* begin *

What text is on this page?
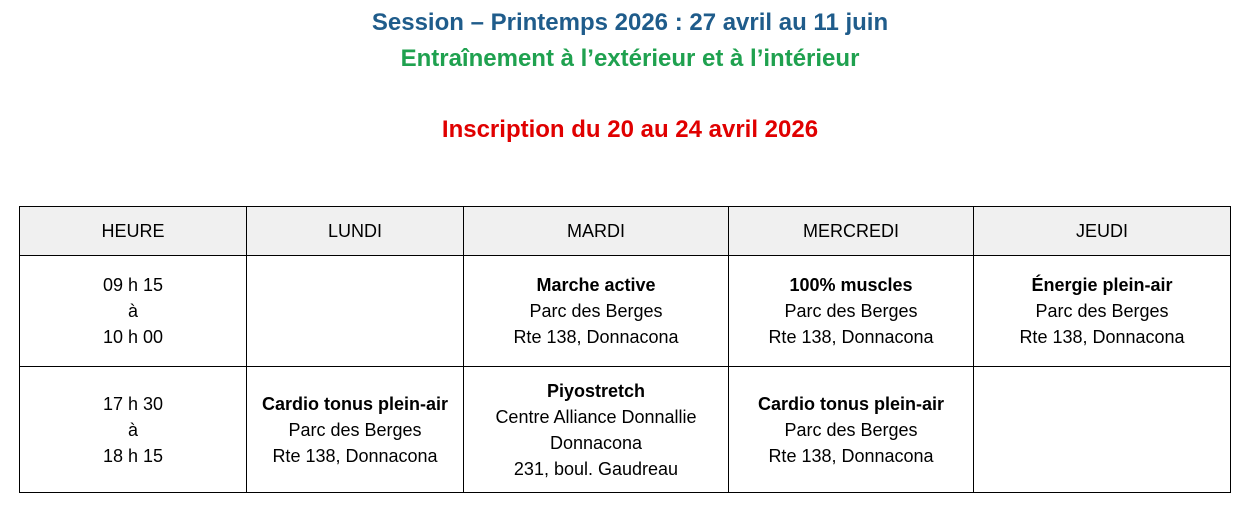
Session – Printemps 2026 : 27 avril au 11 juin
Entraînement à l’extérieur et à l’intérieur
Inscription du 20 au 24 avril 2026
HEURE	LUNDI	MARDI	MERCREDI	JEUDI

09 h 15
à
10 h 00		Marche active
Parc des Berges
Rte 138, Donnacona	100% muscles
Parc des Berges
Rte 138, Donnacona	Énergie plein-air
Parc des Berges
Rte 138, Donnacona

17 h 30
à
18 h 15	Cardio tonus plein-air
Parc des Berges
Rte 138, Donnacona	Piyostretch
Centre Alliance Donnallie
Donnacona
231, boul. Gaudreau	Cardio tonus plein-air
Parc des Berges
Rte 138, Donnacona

* end *

**TASK DETAILS:** Show the lines of the data that hold the word "avril".

**EXERCISE SOLUTION:**
Session – Printemps 2026 : 27 avril au 11 juin
Inscription du 20 au 24 avril 2026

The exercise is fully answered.